* **Task requirements**: Output all lines exactly.

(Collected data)
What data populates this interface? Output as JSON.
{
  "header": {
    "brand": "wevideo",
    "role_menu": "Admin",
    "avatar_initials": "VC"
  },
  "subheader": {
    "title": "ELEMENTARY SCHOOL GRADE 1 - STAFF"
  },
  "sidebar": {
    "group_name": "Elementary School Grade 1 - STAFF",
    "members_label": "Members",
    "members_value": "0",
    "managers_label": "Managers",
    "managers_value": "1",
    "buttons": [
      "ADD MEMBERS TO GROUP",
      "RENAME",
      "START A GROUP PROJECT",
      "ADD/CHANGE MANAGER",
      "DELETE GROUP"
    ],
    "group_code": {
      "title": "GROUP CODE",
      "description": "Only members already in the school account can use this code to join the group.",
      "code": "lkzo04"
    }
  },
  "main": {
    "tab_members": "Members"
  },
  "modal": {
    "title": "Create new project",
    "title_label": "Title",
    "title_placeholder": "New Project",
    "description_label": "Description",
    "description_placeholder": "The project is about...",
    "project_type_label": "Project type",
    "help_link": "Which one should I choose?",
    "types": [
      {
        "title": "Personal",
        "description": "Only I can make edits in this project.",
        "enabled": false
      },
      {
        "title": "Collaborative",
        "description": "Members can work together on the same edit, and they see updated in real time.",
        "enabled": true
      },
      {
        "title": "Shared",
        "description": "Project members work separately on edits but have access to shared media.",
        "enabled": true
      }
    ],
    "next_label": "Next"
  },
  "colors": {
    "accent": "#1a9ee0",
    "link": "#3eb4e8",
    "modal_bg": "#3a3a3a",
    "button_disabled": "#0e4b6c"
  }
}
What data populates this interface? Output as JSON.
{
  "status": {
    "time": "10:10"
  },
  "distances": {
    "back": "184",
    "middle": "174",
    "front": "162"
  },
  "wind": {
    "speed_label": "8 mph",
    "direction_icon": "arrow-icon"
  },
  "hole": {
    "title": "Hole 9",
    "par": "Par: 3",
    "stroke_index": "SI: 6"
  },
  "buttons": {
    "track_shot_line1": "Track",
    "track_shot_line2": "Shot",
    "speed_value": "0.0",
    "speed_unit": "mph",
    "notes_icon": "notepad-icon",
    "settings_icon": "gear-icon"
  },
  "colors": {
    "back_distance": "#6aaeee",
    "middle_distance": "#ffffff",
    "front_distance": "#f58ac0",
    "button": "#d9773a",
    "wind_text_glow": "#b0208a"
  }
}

* **Reply**:
What data populates this interface? Output as JSON.
{
  "header": {
    "brand": "wevideo",
    "role_menu": "Admin",
    "avatar_initials": "VC"
  },
  "subheader": {
    "title": "ELEMENTARY SCHOOL GRADE 1 - STAFF"
  },
  "sidebar": {
    "group_name": "Elementary School Grade 1 - STAFF",
    "members_label": "Members",
    "members_value": "0",
    "managers_label": "Managers",
    "managers_value": "1",
    "buttons": [
      "ADD MEMBERS TO GROUP",
      "RENAME",
      "START A GROUP PROJECT",
      "ADD/CHANGE MANAGER",
      "DELETE GROUP"
    ],
    "group_code": {
      "title": "GROUP CODE",
      "description": "Only members already in the school account can use this code to join the group.",
      "code": "lkzo04"
    }
  },
  "main": {
    "tab_members": "Members"
  },
  "modal": {
    "title": "Create new project",
    "title_label": "Title",
    "title_placeholder": "New Project",
    "description_label": "Description",
    "description_placeholder": "The project is about...",
    "project_type_label": "Project type",
    "help_link": "Which one should I choose?",
    "types": [
      {
        "title": "Personal",
        "description": "Only I can make edits in this project.",
        "enabled": false
      },
      {
        "title": "Collaborative",
        "description": "Members can work together on the same edit, and they see updated in real time.",
        "enabled": true
      },
      {
        "title": "Shared",
        "description": "Project members work separately on edits but have access to shared media.",
        "enabled": true
      }
    ],
    "next_label": "Next"
  },
  "colors": {
    "accent": "#1a9ee0",
    "link": "#3eb4e8",
    "modal_bg": "#3a3a3a",
    "button_disabled": "#0e4b6c"
  }
}
What data populates this interface? Output as JSON.
{
  "status": {
    "time": "10:10"
  },
  "distances": {
    "back": "184",
    "middle": "174",
    "front": "162"
  },
  "wind": {
    "speed_label": "8 mph",
    "direction_icon": "arrow-icon"
  },
  "hole": {
    "title": "Hole 9",
    "par": "Par: 3",
    "stroke_index": "SI: 6"
  },
  "buttons": {
    "track_shot_line1": "Track",
    "track_shot_line2": "Shot",
    "speed_value": "0.0",
    "speed_unit": "mph",
    "notes_icon": "notepad-icon",
    "settings_icon": "gear-icon"
  },
  "colors": {
    "back_distance": "#6aaeee",
    "middle_distance": "#ffffff",
    "front_distance": "#f58ac0",
    "button": "#d9773a",
    "wind_text_glow": "#b0208a"
  }
}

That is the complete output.